▸ **Supplied material**
:::

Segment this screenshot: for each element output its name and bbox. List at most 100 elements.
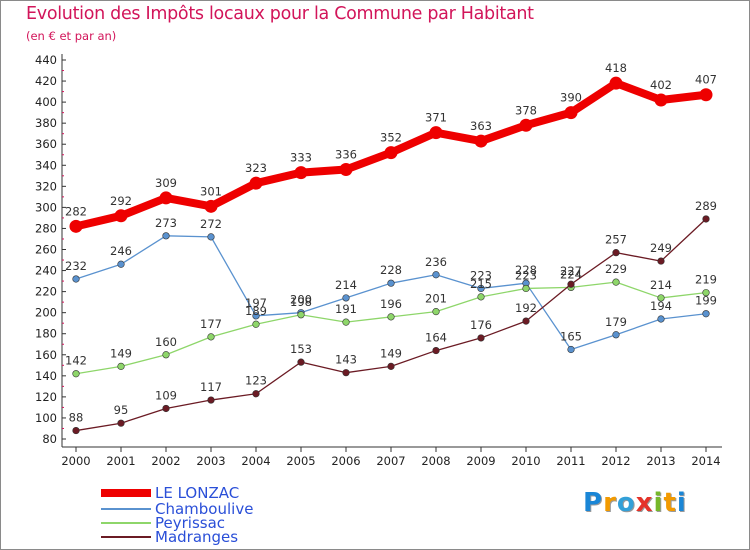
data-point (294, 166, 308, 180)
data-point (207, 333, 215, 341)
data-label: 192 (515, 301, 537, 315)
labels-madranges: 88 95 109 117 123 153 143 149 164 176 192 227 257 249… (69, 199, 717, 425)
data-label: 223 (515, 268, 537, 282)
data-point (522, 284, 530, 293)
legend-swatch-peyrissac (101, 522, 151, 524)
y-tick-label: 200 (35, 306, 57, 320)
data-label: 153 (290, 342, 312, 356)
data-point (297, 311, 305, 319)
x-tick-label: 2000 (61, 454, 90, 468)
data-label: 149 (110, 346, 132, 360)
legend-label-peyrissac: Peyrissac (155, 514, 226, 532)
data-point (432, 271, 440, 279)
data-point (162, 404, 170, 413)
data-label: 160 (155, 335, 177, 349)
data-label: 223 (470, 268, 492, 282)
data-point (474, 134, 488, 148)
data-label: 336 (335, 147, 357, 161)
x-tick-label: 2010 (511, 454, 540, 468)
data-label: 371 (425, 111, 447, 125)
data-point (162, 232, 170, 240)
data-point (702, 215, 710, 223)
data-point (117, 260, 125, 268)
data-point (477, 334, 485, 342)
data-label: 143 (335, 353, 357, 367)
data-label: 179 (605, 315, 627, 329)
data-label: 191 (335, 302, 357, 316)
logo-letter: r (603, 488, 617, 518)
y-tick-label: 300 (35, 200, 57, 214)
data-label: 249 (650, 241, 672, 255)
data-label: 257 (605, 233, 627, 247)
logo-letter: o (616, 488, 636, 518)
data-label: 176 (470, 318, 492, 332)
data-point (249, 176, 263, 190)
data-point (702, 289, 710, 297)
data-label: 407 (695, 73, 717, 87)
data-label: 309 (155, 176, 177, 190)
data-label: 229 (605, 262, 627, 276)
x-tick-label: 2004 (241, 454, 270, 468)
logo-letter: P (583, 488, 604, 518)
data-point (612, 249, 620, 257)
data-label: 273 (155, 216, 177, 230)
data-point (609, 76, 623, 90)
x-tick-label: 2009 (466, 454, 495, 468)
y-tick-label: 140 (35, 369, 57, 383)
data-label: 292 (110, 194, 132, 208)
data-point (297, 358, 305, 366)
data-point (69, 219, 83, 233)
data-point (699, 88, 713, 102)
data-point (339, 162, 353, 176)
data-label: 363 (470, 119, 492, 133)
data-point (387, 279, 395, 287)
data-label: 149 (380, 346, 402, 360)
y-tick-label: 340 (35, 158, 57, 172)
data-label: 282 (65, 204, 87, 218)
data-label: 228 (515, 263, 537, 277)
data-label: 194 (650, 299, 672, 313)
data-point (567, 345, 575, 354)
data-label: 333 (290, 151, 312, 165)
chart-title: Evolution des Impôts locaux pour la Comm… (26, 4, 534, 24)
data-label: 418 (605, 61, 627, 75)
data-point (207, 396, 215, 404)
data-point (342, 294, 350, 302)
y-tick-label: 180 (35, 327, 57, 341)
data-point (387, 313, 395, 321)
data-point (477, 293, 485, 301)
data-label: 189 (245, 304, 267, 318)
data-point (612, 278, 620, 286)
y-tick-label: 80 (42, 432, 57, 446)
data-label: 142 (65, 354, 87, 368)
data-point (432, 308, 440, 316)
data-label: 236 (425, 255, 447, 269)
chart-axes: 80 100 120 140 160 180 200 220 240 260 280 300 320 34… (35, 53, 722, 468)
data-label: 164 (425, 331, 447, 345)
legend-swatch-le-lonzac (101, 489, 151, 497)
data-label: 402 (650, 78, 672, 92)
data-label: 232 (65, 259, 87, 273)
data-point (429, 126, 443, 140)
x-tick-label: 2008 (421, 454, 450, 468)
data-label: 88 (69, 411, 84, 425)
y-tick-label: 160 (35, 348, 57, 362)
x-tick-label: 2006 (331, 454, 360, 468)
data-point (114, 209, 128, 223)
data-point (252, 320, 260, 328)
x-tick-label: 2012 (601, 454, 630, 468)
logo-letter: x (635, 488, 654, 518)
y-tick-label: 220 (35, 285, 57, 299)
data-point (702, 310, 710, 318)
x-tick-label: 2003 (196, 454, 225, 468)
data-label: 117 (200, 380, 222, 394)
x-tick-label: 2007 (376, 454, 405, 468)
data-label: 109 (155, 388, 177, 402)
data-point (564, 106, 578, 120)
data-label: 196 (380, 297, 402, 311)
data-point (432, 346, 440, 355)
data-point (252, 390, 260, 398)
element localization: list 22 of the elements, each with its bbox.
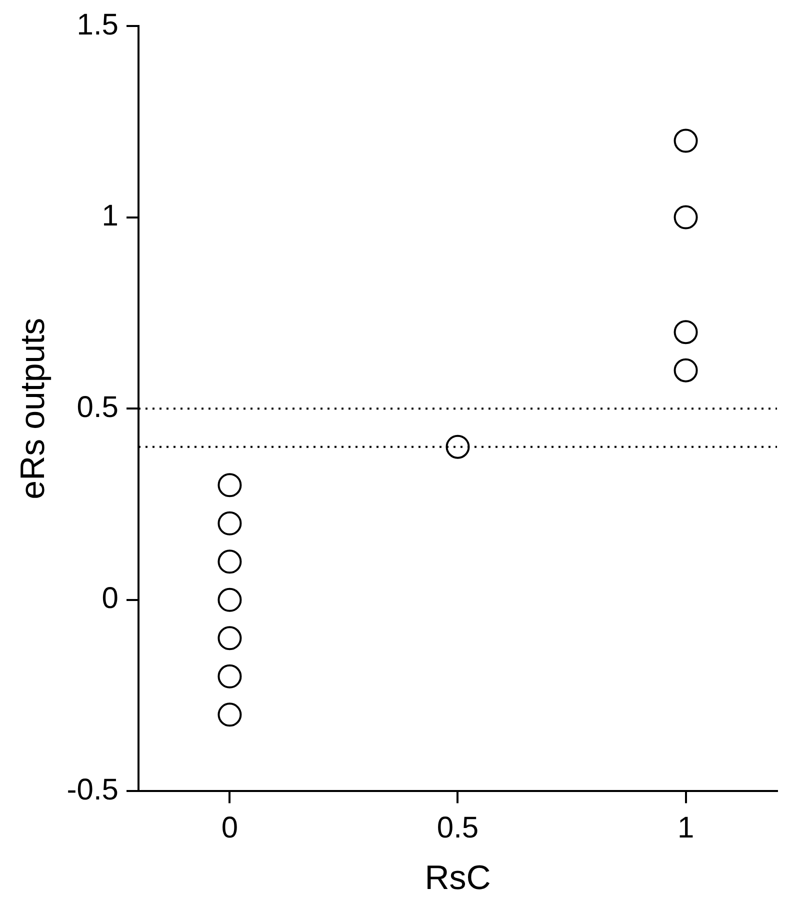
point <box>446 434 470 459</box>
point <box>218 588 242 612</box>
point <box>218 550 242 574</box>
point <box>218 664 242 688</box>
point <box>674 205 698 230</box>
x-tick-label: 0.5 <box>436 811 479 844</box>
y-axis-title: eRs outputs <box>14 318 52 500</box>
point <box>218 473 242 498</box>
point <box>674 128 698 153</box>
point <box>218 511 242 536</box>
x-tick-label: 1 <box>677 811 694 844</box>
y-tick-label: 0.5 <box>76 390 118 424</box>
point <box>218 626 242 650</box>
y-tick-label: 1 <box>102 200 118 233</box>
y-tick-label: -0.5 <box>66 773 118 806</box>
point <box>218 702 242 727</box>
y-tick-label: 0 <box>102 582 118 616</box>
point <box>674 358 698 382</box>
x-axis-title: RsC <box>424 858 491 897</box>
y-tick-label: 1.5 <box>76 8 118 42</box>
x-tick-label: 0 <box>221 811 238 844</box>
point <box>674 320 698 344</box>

:::

▸ **Job**
Put the lines of all the items above into a numbered list, leaving out blank lines and the pictures.

▸ **Written answer**
1. Segment this screenshot: for each element output its name and bbox. List at most 100 elements.
2. data-point (294, 166, 308, 180)
3. data-point (207, 333, 215, 341)
4. data-label: 192 (515, 301, 537, 315)
5. labels-madranges: 88 95 109 117 123 153 143 149 164 176 192 227 257 249… (69, 199, 717, 425)
6. data-label: 223 (515, 268, 537, 282)
7. data-point (522, 284, 530, 293)
8. legend-swatch-peyrissac (101, 522, 151, 524)
9. y-tick-label: 200 (35, 306, 57, 320)
10. data-label: 153 (290, 342, 312, 356)
11. data-point (297, 311, 305, 319)
12. x-tick-label: 2000 (61, 454, 90, 468)
13. data-label: 149 (110, 346, 132, 360)
14. legend-label-peyrissac: Peyrissac (155, 514, 226, 532)
15. data-point (432, 271, 440, 279)
16. data-point (162, 404, 170, 413)
17. data-label: 160 (155, 335, 177, 349)
18. data-label: 223 (470, 268, 492, 282)
19. data-point (474, 134, 488, 148)
20. data-label: 336 (335, 147, 357, 161)
21. x-tick-label: 2010 (511, 454, 540, 468)
22. data-label: 371 (425, 111, 447, 125)
23. data-point (162, 232, 170, 240)
24. data-point (702, 215, 710, 223)
25. data-point (117, 260, 125, 268)
26. data-point (477, 334, 485, 342)
27. data-label: 143 (335, 353, 357, 367)
28. data-label: 179 (605, 315, 627, 329)
29. data-label: 191 (335, 302, 357, 316)
30. logo-letter: r (603, 488, 617, 518)
31. y-tick-label: 300 (35, 200, 57, 214)
32. data-label: 249 (650, 241, 672, 255)
33. data-label: 257 (605, 233, 627, 247)
34. logo-letter: o (616, 488, 636, 518)
35. data-label: 176 (470, 318, 492, 332)
36. data-point (249, 176, 263, 190)
37. data-point (702, 289, 710, 297)
38. data-label: 407 (695, 73, 717, 87)
39. data-label: 309 (155, 176, 177, 190)
40. data-label: 229 (605, 262, 627, 276)
41. x-tick-label: 2004 (241, 454, 270, 468)
42. logo-letter: P (583, 488, 604, 518)
43. data-point (612, 249, 620, 257)
44. data-label: 273 (155, 216, 177, 230)
45. data-point (609, 76, 623, 90)
46. x-tick-label: 2009 (466, 454, 495, 468)
47. y-tick-label: 140 (35, 369, 57, 383)
48. data-label: 292 (110, 194, 132, 208)
49. data-point (297, 358, 305, 366)
50. data-point (69, 219, 83, 233)
51. data-point (699, 88, 713, 102)
52. data-point (339, 162, 353, 176)
53. data-label: 363 (470, 119, 492, 133)
54. data-point (387, 279, 395, 287)
55. data-label: 149 (380, 346, 402, 360)
56. y-tick-label: 340 (35, 158, 57, 172)
57. data-label: 282 (65, 204, 87, 218)
58. data-label: 228 (515, 263, 537, 277)
59. data-label: 194 (650, 299, 672, 313)
60. data-point (567, 345, 575, 354)
61. data-label: 333 (290, 151, 312, 165)
62. chart-title: Evolution des Impôts locaux pour la Comm… (26, 4, 534, 24)
63. data-label: 418 (605, 61, 627, 75)
64. data-point (207, 396, 215, 404)
65. data-point (342, 294, 350, 302)
66. y-tick-label: 180 (35, 327, 57, 341)
67. data-point (387, 313, 395, 321)
68. data-point (477, 293, 485, 301)
69. data-label: 189 (245, 304, 267, 318)
70. data-point (612, 278, 620, 286)
71. y-tick-label: 80 (42, 432, 57, 446)
72. data-label: 142 (65, 354, 87, 368)
73. data-point (432, 308, 440, 316)
74. data-label: 236 (425, 255, 447, 269)
75. chart-axes: 80 100 120 140 160 180 200 220 240 260 280 300 320 34… (35, 53, 722, 468)
76. data-label: 164 (425, 331, 447, 345)
77. legend-swatch-le-lonzac (101, 489, 151, 497)
78. data-label: 402 (650, 78, 672, 92)
79. data-label: 232 (65, 259, 87, 273)
80. data-point (429, 126, 443, 140)
81. x-tick-label: 2008 (421, 454, 450, 468)
82. data-label: 88 (69, 411, 84, 425)
83. y-tick-label: 160 (35, 348, 57, 362)
84. x-tick-label: 2006 (331, 454, 360, 468)
85. data-point (114, 209, 128, 223)
86. data-point (252, 320, 260, 328)
87. x-tick-label: 2012 (601, 454, 630, 468)
88. logo-letter: x (635, 488, 654, 518)
89. y-tick-label: 220 (35, 285, 57, 299)
90. data-point (702, 310, 710, 318)
91. x-tick-label: 2003 (196, 454, 225, 468)
92. data-label: 117 (200, 380, 222, 394)
93. x-tick-label: 2007 (376, 454, 405, 468)
94. data-label: 109 (155, 388, 177, 402)
95. data-point (564, 106, 578, 120)
96. data-label: 196 (380, 297, 402, 311)
97. data-point (432, 346, 440, 355)
98. data-point (252, 390, 260, 398)
99. element localization: list 22 of the elements, each with its bbox.
100. point <box>446 434 470 459</box>
101. point <box>218 588 242 612</box>
102. point <box>218 550 242 574</box>
103. point <box>218 664 242 688</box>
104. point <box>674 205 698 230</box>
105. x-tick-label: 0.5 <box>436 811 479 844</box>
106. y-axis-title: eRs outputs <box>14 318 52 500</box>
107. point <box>218 473 242 498</box>
108. point <box>674 128 698 153</box>
109. point <box>218 511 242 536</box>
110. x-tick-label: 1 <box>677 811 694 844</box>
111. y-tick-label: 0.5 <box>76 390 118 424</box>
112. point <box>218 626 242 650</box>
113. y-tick-label: 1 <box>102 200 118 233</box>
114. y-tick-label: -0.5 <box>66 773 118 806</box>
115. point <box>218 702 242 727</box>
116. y-tick-label: 0 <box>102 582 118 616</box>
117. point <box>674 358 698 382</box>
118. x-axis-title: RsC <box>424 858 491 897</box>
119. y-tick-label: 1.5 <box>76 8 118 42</box>
120. x-tick-label: 0 <box>221 811 238 844</box>
121. point <box>674 320 698 344</box>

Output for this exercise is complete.